### STATED TASK
Using the listing below, copy every line that mentions "скота".

### Collected data entries
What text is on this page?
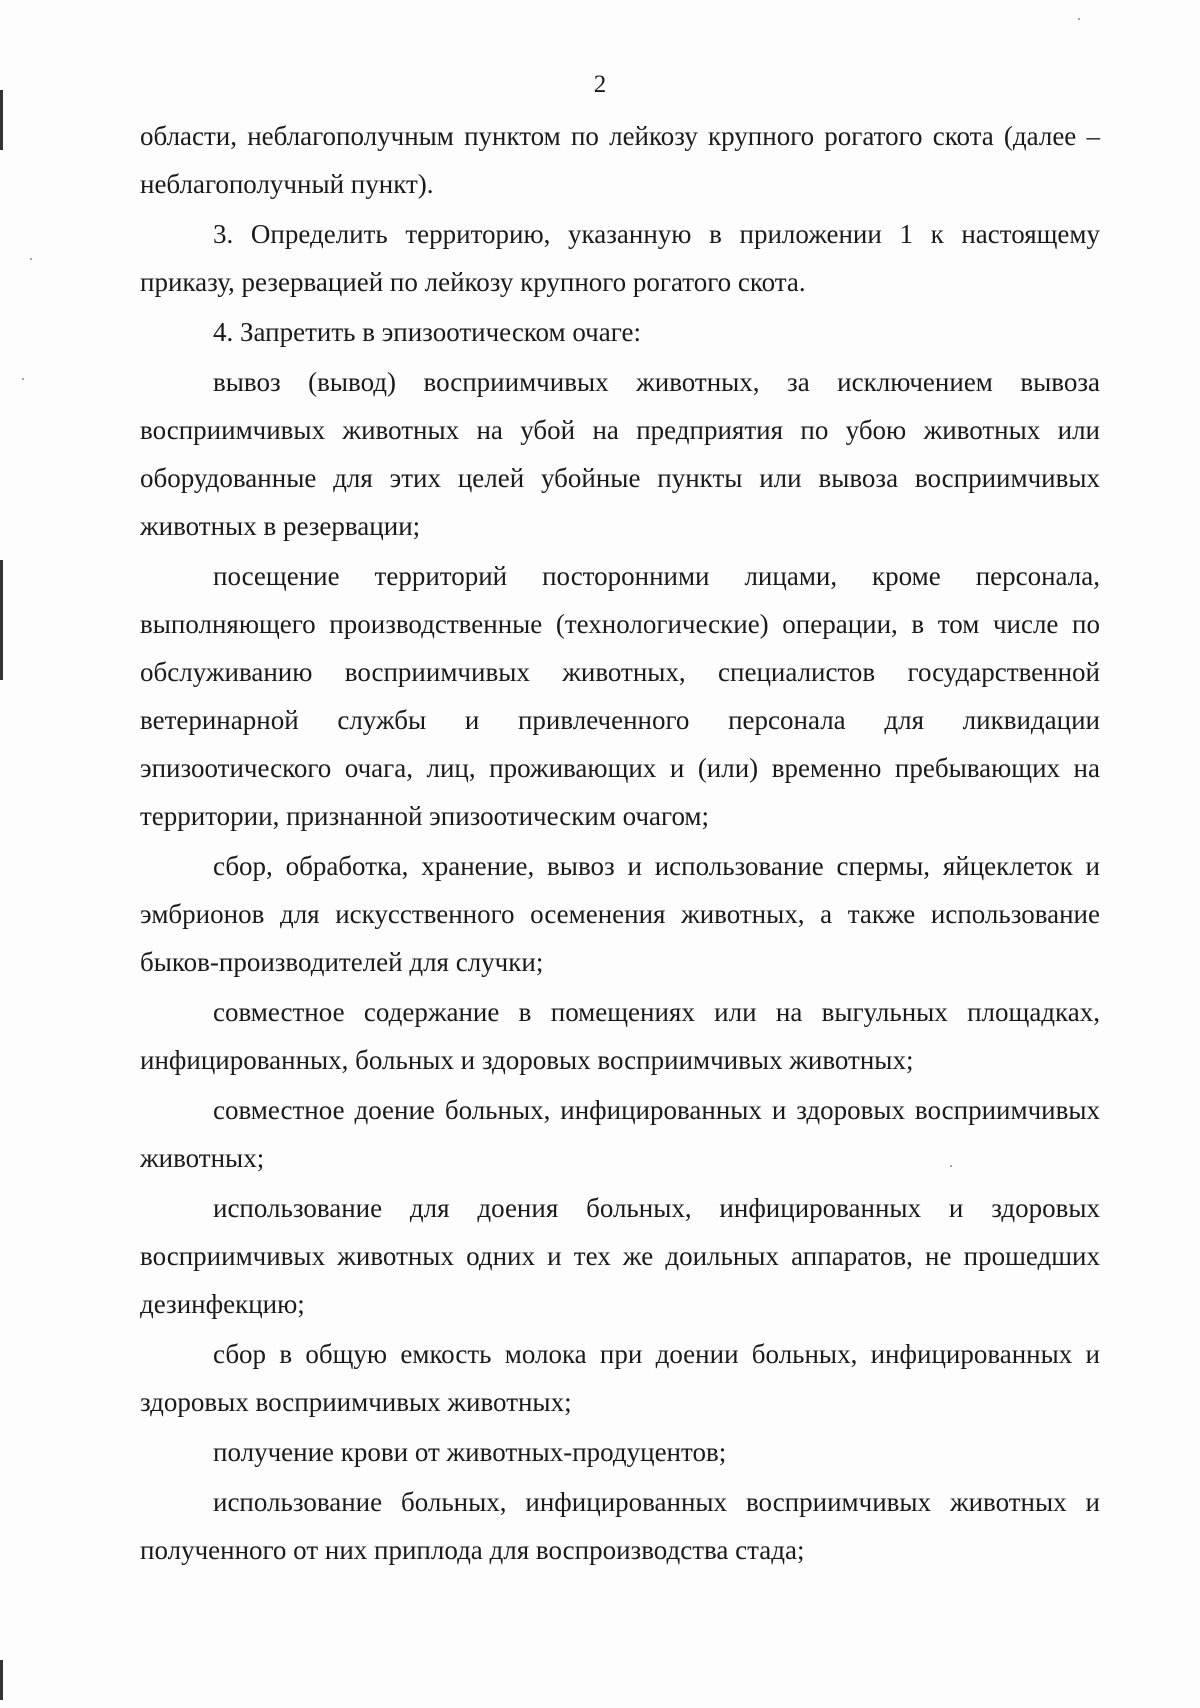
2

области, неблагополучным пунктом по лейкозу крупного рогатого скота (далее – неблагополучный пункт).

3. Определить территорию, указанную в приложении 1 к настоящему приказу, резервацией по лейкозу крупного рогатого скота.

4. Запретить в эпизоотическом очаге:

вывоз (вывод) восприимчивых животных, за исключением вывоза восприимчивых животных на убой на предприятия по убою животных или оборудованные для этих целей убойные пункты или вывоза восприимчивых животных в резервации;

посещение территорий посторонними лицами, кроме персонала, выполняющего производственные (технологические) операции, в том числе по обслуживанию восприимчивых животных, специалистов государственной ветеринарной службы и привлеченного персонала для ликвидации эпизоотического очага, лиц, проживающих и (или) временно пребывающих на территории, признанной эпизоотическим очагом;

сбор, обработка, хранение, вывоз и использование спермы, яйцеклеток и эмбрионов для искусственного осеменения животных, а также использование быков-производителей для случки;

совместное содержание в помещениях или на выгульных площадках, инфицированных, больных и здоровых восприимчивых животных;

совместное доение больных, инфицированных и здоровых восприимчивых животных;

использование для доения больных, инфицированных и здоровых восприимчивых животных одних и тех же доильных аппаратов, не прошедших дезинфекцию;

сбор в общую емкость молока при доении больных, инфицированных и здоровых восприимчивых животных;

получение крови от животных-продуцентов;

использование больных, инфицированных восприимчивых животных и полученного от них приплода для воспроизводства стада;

### WRITTEN SOLUTION
области, неблагополучным пунктом по лейкозу крупного рогатого скота (далее – неблагополучный пункт).
3. Определить территорию, указанную в приложении 1 к настоящему приказу, резервацией по лейкозу крупного рогатого скота.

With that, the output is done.